PROBLEM: Among the records that follow, count the lines with the string "JSON"; report only that count.

[Start]

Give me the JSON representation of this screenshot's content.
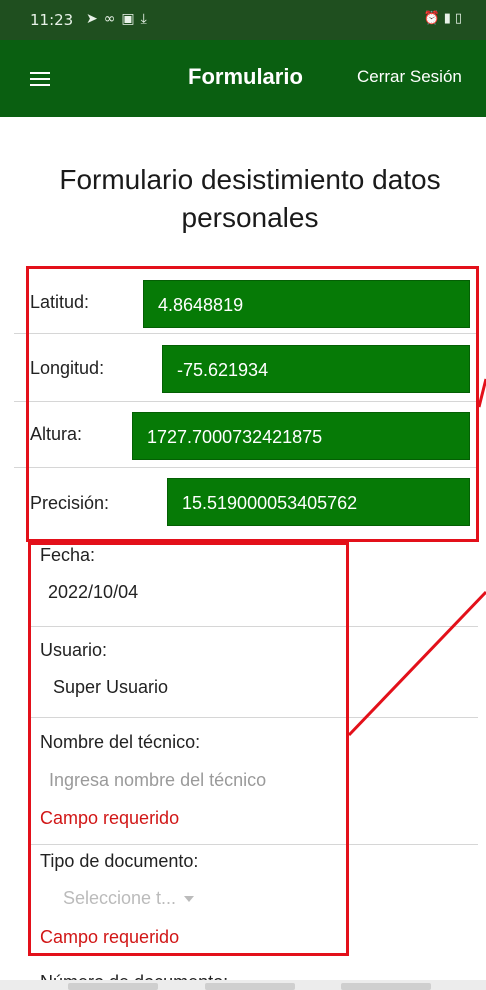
{
  "status_bar": {
    "time": "11:23",
    "left_icons": [
      "send-icon",
      "voicemail-icon",
      "image-icon",
      "download-icon"
    ],
    "right_icons": [
      "alarm-icon",
      "signal-icon",
      "battery-icon"
    ]
  },
  "app_bar": {
    "menu_icon": "hamburger-icon",
    "title": "Formulario",
    "logout_label": "Cerrar Sesión",
    "background_color": "#0a5f11"
  },
  "form": {
    "title": "Formulario desistimiento datos personales",
    "coordinates": {
      "accent_color": "#067a06",
      "latitude": {
        "label": "Latitud:",
        "value": "4.8648819"
      },
      "longitude": {
        "label": "Longitud:",
        "value": "-75.621934"
      },
      "altitude": {
        "label": "Altura:",
        "value": "1727.7000732421875"
      },
      "precision": {
        "label": "Precisión:",
        "value": "15.519000053405762"
      }
    },
    "date": {
      "label": "Fecha:",
      "value": "2022/10/04"
    },
    "user": {
      "label": "Usuario:",
      "value": "Super Usuario"
    },
    "technician": {
      "label": "Nombre del técnico:",
      "placeholder": "Ingresa nombre del técnico",
      "error": "Campo requerido"
    },
    "document_type": {
      "label": "Tipo de documento:",
      "placeholder": "Seleccione t...",
      "error": "Campo requerido"
    },
    "document_number": {
      "label": "Número de documento:"
    }
  },
  "annotation": {
    "highlight_color": "#e3101a"
  }
}
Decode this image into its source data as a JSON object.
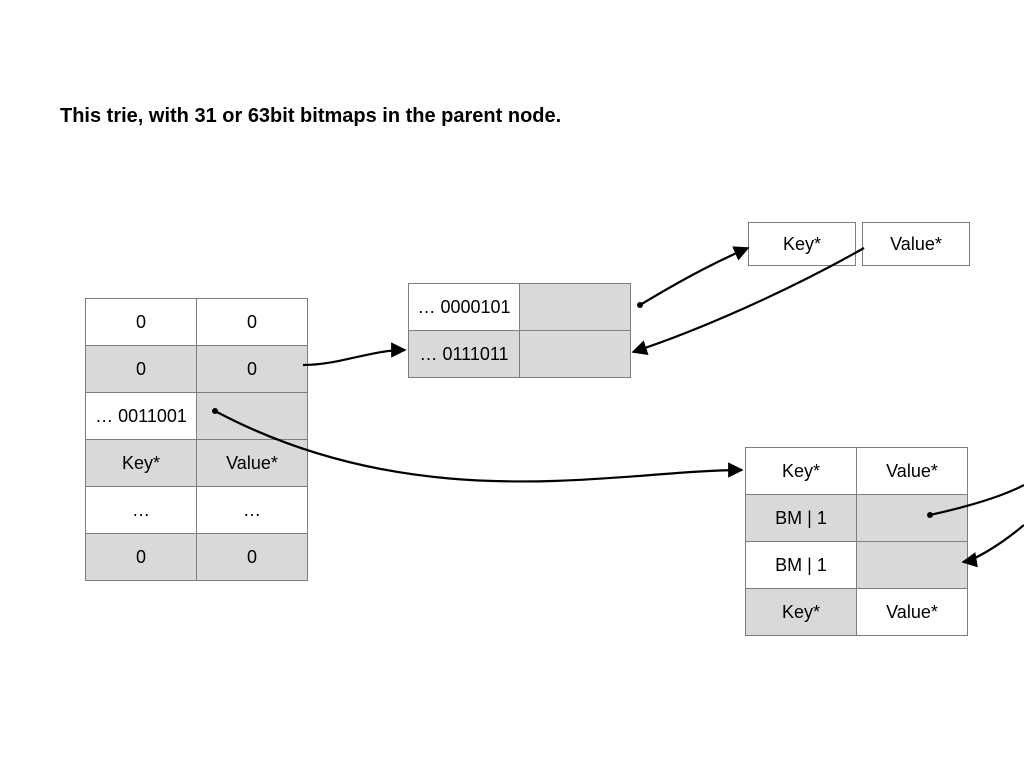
{
  "title": "This trie, with 31 or 63bit bitmaps in the parent node.",
  "top": {
    "key": "Key*",
    "value": "Value*"
  },
  "left": {
    "rows": [
      [
        "0",
        "0"
      ],
      [
        "0",
        "0"
      ],
      [
        "… 0011001",
        ""
      ],
      [
        "Key*",
        "Value*"
      ],
      [
        "…",
        "…"
      ],
      [
        "0",
        "0"
      ]
    ]
  },
  "mid": {
    "rows": [
      [
        "… 0000101",
        ""
      ],
      [
        "… 0111011",
        ""
      ]
    ]
  },
  "right": {
    "rows": [
      [
        "Key*",
        "Value*"
      ],
      [
        "BM | 1",
        ""
      ],
      [
        "BM | 1",
        ""
      ],
      [
        "Key*",
        "Value*"
      ]
    ]
  }
}
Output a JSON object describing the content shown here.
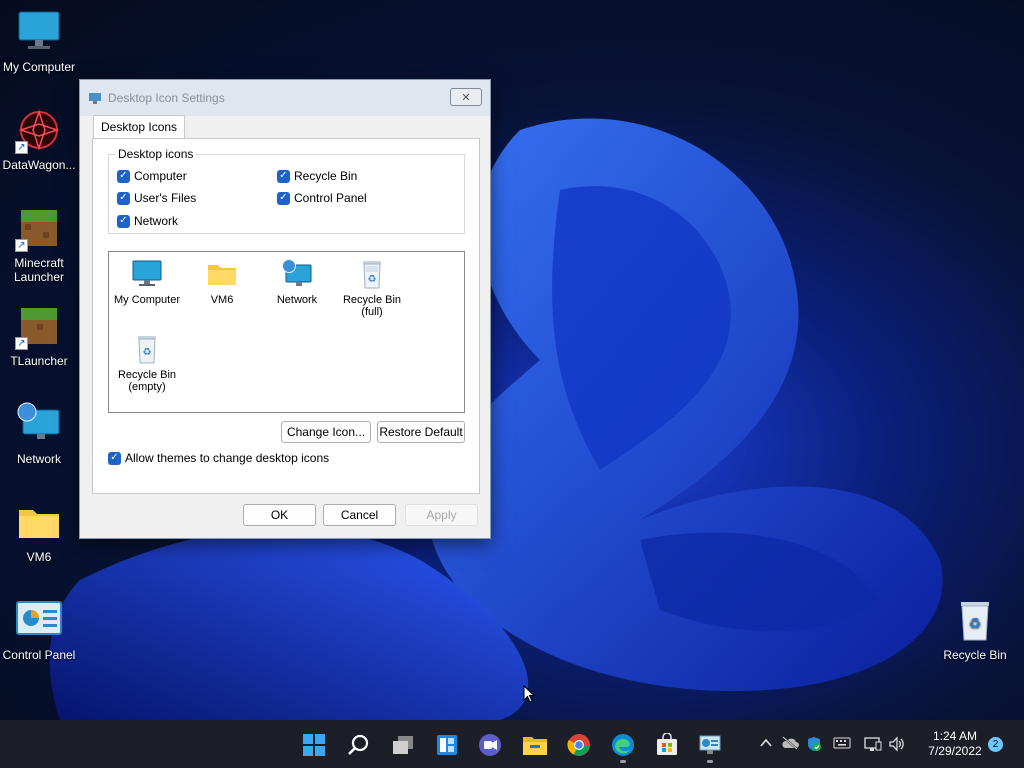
{
  "desktop": {
    "icons": [
      {
        "label": "My Computer"
      },
      {
        "label": "DataWagon..."
      },
      {
        "label": "Minecraft Launcher"
      },
      {
        "label": "TLauncher"
      },
      {
        "label": "Network"
      },
      {
        "label": "VM6"
      },
      {
        "label": "Control Panel"
      },
      {
        "label": "Recycle Bin"
      }
    ]
  },
  "dialog": {
    "title": "Desktop Icon Settings",
    "close_label": "✕",
    "tab_label": "Desktop Icons",
    "group_label": "Desktop icons",
    "checkboxes": [
      {
        "label": "Computer",
        "checked": true
      },
      {
        "label": "Recycle Bin",
        "checked": true
      },
      {
        "label": "User's Files",
        "checked": true
      },
      {
        "label": "Control Panel",
        "checked": true
      },
      {
        "label": "Network",
        "checked": true
      }
    ],
    "preview_items": [
      {
        "label": "My Computer"
      },
      {
        "label": "VM6"
      },
      {
        "label": "Network"
      },
      {
        "label": "Recycle Bin\n(full)"
      },
      {
        "label": "Recycle Bin\n(empty)"
      }
    ],
    "change_icon_label": "Change Icon...",
    "restore_default_label": "Restore Default",
    "allow_themes_label": "Allow themes to change desktop icons",
    "allow_themes_checked": true,
    "ok_label": "OK",
    "cancel_label": "Cancel",
    "apply_label": "Apply"
  },
  "taskbar": {
    "apps": [
      "start-icon",
      "search-icon",
      "task-view-icon",
      "widgets-icon",
      "chat-icon",
      "file-explorer-icon",
      "chrome-icon",
      "edge-icon",
      "store-icon",
      "control-panel-icon"
    ],
    "tray_icons": [
      "chevron-up-icon",
      "onedrive-icon",
      "defender-icon",
      "keyboard-icon",
      "display-icon",
      "volume-icon"
    ],
    "time": "1:24 AM",
    "date": "7/29/2022",
    "notification_count": "2"
  },
  "colors": {
    "accent": "#1e64c8",
    "taskbar": "#1c1f27",
    "wallpaper_blue": "#1a3fd6"
  }
}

[End]

SOLVED PROBLEM: 3